**** Text excerpt ****

1. Set up Azure App Service backups and configure them with a geo-redundant storage setting.
2. Test backups by restoring them to a staging environment at any interval you see fit.
3. And, as always, please don’t forget to document the manual recovery processes for the next person.
4. Test it!

(2) Multi-region deployment (Active-passive or Active-Active)

1. Deploy your Azure App Service web apps in a secondary Azure region (e.g. UK South to UK West).
2. Set up Azure Traffic Manager or Azure Front Door to handle traffic for failover situations.
3. Set up a failover group or active geo-replication for SQL databases to ensure database availability (not covered in this article sorry)
4. Test failover!

(3) Enable backups in a geo-redundant storage account

1. Develop Infrastructure-as-Code that will help you quickly deploy everything to another Azure region if required.
2. Test, and document restoration process timelines and any expected timelines for a manual failover like this

Remember, free or shared tiers might not come with any DR protection features. Making them very unsuitable for production or near-production applications after the DR’s retirement on the 31st of March 2025.

****

- [Problem set]
1: Update the part of the disaster recovery excerpt that opens with the words containing "1. Deploy your" and closes with "region if required.", replacing "Azure Traffic Manager" with "Azure Application Gateway".
2: Write a continuation of the disaster recovery excerpt, starting after its final sentence.
The rows that come next are drawn from a separate source unrelated to the disaster recovery excerpt.

**** Study material ****

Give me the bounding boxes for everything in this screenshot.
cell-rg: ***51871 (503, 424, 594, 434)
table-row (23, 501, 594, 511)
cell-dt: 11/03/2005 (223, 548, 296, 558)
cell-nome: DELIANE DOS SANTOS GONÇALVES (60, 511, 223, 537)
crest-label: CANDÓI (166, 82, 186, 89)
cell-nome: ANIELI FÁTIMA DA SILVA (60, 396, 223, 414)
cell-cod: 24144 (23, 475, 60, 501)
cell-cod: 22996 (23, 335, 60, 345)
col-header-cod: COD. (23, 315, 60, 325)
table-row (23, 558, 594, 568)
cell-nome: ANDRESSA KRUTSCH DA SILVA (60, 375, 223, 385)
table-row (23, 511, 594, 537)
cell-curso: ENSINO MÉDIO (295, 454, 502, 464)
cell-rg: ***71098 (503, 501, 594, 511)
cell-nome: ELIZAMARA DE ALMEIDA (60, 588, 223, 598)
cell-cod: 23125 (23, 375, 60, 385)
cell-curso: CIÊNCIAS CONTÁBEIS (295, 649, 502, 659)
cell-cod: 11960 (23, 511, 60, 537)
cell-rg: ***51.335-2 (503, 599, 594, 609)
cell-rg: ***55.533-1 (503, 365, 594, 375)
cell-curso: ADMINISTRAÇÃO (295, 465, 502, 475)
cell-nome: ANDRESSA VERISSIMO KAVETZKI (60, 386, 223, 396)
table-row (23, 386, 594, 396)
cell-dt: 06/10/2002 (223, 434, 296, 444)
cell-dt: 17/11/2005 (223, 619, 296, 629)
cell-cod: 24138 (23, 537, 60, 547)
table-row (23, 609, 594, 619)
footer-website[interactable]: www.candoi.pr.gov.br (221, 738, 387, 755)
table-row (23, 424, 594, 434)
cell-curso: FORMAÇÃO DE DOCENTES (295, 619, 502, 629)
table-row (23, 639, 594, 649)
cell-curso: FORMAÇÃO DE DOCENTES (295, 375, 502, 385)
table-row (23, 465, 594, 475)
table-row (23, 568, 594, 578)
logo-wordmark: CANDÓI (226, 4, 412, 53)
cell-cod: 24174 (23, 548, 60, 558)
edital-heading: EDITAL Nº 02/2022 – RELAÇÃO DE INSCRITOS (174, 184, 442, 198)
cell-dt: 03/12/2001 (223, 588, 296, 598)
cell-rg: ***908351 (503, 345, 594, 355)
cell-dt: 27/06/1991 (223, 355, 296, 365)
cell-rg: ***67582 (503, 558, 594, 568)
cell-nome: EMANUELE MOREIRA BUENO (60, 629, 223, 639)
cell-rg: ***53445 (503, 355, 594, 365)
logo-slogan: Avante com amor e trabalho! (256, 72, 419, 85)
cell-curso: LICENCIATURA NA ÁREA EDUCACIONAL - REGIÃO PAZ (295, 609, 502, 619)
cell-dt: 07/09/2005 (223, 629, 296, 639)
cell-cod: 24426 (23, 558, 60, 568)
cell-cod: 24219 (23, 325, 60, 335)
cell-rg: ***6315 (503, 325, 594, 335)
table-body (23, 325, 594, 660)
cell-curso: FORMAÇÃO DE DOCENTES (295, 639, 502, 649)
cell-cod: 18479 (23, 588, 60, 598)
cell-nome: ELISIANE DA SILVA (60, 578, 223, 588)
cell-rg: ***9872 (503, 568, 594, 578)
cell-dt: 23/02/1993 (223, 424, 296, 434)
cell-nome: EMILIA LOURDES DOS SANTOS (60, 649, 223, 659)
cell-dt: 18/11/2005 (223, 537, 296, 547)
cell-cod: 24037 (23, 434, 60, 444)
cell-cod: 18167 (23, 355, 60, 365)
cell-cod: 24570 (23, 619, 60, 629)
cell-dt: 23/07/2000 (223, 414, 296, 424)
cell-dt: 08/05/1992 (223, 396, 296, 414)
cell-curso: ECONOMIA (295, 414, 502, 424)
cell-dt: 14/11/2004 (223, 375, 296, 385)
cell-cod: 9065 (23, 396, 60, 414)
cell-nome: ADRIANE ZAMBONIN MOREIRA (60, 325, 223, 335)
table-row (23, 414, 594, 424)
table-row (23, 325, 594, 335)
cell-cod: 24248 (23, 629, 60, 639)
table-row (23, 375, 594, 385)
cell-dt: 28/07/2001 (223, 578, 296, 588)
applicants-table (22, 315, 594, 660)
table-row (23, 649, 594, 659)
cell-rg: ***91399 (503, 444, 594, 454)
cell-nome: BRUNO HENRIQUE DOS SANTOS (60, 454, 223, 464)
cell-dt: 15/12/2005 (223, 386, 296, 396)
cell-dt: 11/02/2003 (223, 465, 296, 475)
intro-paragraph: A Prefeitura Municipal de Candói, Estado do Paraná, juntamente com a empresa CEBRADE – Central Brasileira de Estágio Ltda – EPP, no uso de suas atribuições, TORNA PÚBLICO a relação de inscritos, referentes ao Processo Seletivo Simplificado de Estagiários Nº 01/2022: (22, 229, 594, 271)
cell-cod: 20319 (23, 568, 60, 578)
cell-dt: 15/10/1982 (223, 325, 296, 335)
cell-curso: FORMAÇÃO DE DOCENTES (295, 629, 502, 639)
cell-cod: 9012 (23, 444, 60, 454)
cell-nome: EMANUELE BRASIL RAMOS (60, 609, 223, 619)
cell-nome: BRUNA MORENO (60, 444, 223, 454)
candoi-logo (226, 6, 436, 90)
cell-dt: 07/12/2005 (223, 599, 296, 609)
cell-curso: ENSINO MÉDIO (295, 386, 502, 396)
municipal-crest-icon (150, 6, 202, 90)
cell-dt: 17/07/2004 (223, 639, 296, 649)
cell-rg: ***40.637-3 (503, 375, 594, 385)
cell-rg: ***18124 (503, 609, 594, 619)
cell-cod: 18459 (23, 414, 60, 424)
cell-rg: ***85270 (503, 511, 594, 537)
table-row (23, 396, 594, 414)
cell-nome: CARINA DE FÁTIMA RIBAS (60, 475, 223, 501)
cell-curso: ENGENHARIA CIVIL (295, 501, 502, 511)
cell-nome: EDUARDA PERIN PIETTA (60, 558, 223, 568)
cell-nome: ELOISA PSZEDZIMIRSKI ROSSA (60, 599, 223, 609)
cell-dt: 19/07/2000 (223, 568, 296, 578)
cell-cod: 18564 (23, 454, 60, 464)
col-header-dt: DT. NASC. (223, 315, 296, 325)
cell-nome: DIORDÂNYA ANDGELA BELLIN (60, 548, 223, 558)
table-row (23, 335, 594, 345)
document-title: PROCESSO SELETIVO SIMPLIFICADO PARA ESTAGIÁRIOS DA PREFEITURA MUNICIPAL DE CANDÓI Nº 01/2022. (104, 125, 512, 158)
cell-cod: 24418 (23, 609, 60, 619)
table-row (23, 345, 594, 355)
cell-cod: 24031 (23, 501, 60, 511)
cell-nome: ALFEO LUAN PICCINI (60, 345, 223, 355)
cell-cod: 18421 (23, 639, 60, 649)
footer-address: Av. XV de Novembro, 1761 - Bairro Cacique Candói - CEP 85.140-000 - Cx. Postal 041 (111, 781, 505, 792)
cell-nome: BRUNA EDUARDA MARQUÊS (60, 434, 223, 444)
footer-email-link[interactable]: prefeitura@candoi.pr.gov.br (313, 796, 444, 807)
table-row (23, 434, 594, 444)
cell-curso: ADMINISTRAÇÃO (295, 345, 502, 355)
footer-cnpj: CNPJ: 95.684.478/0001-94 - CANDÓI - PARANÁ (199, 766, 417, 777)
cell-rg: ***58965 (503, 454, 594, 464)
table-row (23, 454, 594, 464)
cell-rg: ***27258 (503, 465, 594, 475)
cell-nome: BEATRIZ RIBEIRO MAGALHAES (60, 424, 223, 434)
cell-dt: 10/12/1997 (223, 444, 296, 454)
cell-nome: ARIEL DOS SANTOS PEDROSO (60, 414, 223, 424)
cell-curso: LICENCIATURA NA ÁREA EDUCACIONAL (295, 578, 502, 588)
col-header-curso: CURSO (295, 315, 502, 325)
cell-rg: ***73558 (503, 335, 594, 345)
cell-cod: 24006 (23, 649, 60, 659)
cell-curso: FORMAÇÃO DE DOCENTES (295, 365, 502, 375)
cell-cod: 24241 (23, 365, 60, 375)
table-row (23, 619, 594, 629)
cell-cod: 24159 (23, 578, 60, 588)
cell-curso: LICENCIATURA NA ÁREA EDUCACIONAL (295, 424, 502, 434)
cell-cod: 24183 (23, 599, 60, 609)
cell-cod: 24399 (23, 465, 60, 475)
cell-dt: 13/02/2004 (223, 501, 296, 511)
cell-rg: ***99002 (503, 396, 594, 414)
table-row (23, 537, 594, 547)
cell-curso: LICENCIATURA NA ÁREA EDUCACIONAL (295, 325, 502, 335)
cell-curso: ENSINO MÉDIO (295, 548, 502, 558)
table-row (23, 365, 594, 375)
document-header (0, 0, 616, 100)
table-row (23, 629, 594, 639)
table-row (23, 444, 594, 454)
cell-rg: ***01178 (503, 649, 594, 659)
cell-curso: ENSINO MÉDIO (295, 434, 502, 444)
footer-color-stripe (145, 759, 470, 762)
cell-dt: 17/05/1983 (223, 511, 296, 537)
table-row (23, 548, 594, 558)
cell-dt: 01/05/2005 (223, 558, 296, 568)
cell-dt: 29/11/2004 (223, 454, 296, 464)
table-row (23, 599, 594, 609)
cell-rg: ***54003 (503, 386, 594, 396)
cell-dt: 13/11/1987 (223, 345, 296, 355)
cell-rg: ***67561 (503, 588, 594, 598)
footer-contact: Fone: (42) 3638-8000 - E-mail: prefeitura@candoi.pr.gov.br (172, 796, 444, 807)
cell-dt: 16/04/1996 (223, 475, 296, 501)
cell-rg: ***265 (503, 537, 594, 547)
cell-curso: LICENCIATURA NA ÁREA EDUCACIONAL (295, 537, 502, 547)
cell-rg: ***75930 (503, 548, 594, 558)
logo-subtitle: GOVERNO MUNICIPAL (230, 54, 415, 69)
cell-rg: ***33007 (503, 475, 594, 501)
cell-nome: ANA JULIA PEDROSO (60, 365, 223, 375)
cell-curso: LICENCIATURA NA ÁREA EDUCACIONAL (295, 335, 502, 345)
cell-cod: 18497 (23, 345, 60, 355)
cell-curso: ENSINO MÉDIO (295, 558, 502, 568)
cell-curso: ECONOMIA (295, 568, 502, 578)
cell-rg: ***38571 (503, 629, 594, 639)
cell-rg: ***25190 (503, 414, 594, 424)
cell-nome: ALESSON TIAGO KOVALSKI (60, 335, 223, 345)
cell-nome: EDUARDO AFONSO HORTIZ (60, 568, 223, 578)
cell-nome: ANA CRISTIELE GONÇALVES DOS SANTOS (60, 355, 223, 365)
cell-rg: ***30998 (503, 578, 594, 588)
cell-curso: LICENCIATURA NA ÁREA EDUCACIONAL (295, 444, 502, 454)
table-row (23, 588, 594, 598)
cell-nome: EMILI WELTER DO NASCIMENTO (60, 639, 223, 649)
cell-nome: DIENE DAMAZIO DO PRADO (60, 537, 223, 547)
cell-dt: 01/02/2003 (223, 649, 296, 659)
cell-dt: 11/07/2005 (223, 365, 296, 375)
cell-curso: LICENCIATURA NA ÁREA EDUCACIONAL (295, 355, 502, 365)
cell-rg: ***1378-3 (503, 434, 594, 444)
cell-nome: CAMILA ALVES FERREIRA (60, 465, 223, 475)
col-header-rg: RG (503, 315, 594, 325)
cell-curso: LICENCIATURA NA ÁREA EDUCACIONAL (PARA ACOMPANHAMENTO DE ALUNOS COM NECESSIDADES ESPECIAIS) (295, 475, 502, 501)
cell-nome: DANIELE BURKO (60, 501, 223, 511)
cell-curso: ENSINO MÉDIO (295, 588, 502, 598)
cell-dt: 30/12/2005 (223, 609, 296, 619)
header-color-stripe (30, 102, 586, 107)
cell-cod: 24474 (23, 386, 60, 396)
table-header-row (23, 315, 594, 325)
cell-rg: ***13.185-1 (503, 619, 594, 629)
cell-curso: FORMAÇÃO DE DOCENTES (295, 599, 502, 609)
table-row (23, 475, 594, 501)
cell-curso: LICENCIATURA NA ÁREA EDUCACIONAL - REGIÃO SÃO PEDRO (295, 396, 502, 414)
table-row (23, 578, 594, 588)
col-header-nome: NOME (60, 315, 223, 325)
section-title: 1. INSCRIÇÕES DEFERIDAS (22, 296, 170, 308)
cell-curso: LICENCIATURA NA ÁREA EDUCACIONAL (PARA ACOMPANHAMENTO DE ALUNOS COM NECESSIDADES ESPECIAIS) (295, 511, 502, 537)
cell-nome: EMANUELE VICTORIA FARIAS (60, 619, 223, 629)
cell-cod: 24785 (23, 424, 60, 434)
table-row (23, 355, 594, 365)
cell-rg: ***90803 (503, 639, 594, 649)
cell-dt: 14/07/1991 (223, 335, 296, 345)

****

- [Answers by task]
1:
1. Deploy your Azure App Service web apps in a secondary Azure region (e.g. UK South to UK West).
2. Set up Azure Application Gateway or Azure Front Door to handle traffic for failover situations.
3. Set up a failover group or active geo-replication for SQL databases to ensure database availability (not covered in this article sorry)
4. Test failover!

(3) Enable backups in a geo-redundant storage account

1. Develop Infrastructure-as-Code that will help you quickly deploy everything to another Azure region if required.

2:
My Personal Recommendation (TL;DR):

1. Small-scale but production workloads: Enable geo-redundant backups to balance simplicity, cost, and DR effectiveness.
2. Critical business workloads: Go for Multi-region deployment (Active-Passive with Azure Traffic Manager or Azure Front Door) if near-zero downtime is a requirement.
3. Moderate workloads with acceptable downtime: Set up Geo-redundant backups and use Infrastructure-as-Code for speedy manual recovery to another region.

As always, do some tests of your DR setup

So, whatever option and strategy you pick, do some testing and don’t just base it on documentation and theory!

You need to simulate failover — Maybe point your traffic to another region or run a backup restore to see if the web app behaves as expected.

You need to document everything — I’m not just saying it as it’s part of the Solutions Architect role to do but you need to keep instructions and scripts that can be used quickly in a real disaster recovery situation.

You need to do regular tests — Maybe annual, semi-annual or more regular tests to spot any issues, but it all depends on your business requirements / SLAs.

At last, a summary

Microsoft’s method of giving notice might not be the longest. But at least you can now take action based on the upcoming deprecation of the platform-level DR for Azure App Service.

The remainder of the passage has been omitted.